DIRECTION:
Drop every picture, then transcribe the remaining data exactly.

[Stored entries]
---

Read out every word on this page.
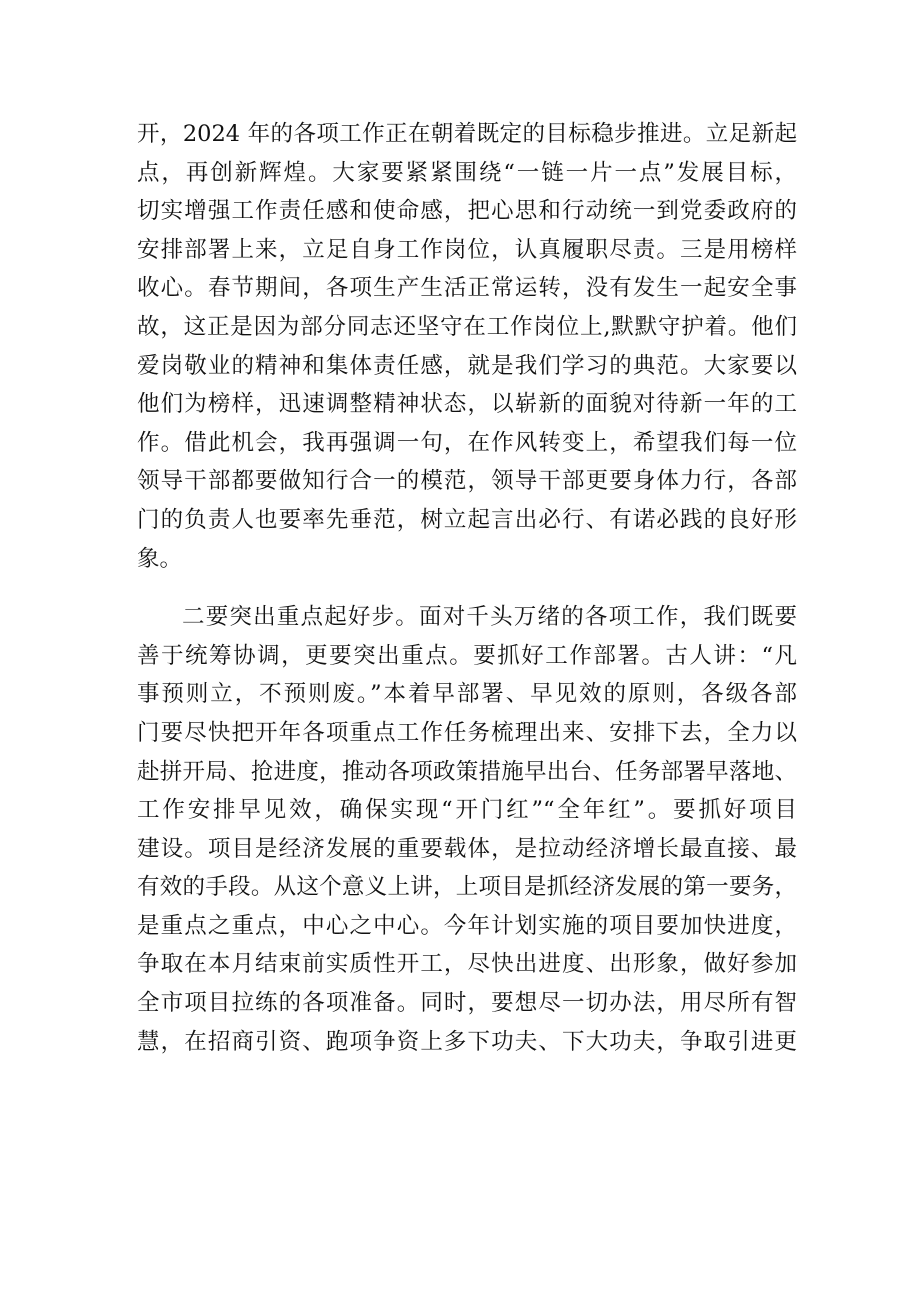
开，2024 年的各项工作正在朝着既定的目标稳步推进。立足新起
点，再创新辉煌。大家要紧紧围绕“一链一片一点”发展目标，
切实增强工作责任感和使命感，把心思和行动统一到党委政府的
安排部署上来，立足自身工作岗位，认真履职尽责。三是用榜样
收心。春节期间，各项生产生活正常运转，没有发生一起安全事
故，这正是因为部分同志还坚守在工作岗位上,默默守护着。他们
爱岗敬业的精神和集体责任感，就是我们学习的典范。大家要以
他们为榜样，迅速调整精神状态，以崭新的面貌对待新一年的工
作。借此机会，我再强调一句，在作风转变上，希望我们每一位
领导干部都要做知行合一的模范，领导干部更要身体力行，各部
门的负责人也要率先垂范，树立起言出必行、有诺必践的良好形
象。
二要突出重点起好步。面对千头万绪的各项工作，我们既要
善于统筹协调，更要突出重点。要抓好工作部署。古人讲：“凡
事预则立，不预则废。”本着早部署、早见效的原则，各级各部
门要尽快把开年各项重点工作任务梳理出来、安排下去，全力以
赴拼开局、抢进度，推动各项政策措施早出台、任务部署早落地、
工作安排早见效，确保实现“开门红”“全年红”。要抓好项目
建设。项目是经济发展的重要载体，是拉动经济增长最直接、最
有效的手段。从这个意义上讲，上项目是抓经济发展的第一要务，
是重点之重点，中心之中心。今年计划实施的项目要加快进度，
争取在本月结束前实质性开工，尽快出进度、出形象，做好参加
全市项目拉练的各项准备。同时，要想尽一切办法，用尽所有智
慧，在招商引资、跑项争资上多下功夫、下大功夫，争取引进更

---

SOLUTION TO THE PROBLEM:
Read out every word on this page.
开，2024 年的各项工作正在朝着既定的目标稳步推进。立足新起
点，再创新辉煌。大家要紧紧围绕“一链一片一点”发展目标，
切实增强工作责任感和使命感，把心思和行动统一到党委政府的
安排部署上来，立足自身工作岗位，认真履职尽责。三是用榜样
收心。春节期间，各项生产生活正常运转，没有发生一起安全事
故，这正是因为部分同志还坚守在工作岗位上,默默守护着。他们
爱岗敬业的精神和集体责任感，就是我们学习的典范。大家要以
他们为榜样，迅速调整精神状态，以崭新的面貌对待新一年的工
作。借此机会，我再强调一句，在作风转变上，希望我们每一位
领导干部都要做知行合一的模范，领导干部更要身体力行，各部
门的负责人也要率先垂范，树立起言出必行、有诺必践的良好形
象。
二要突出重点起好步。面对千头万绪的各项工作，我们既要
善于统筹协调，更要突出重点。要抓好工作部署。古人讲：“凡
事预则立，不预则废。”本着早部署、早见效的原则，各级各部
门要尽快把开年各项重点工作任务梳理出来、安排下去，全力以
赴拼开局、抢进度，推动各项政策措施早出台、任务部署早落地、
工作安排早见效，确保实现“开门红”“全年红”。要抓好项目
建设。项目是经济发展的重要载体，是拉动经济增长最直接、最
有效的手段。从这个意义上讲，上项目是抓经济发展的第一要务，
是重点之重点，中心之中心。今年计划实施的项目要加快进度，
争取在本月结束前实质性开工，尽快出进度、出形象，做好参加
全市项目拉练的各项准备。同时，要想尽一切办法，用尽所有智
慧，在招商引资、跑项争资上多下功夫、下大功夫，争取引进更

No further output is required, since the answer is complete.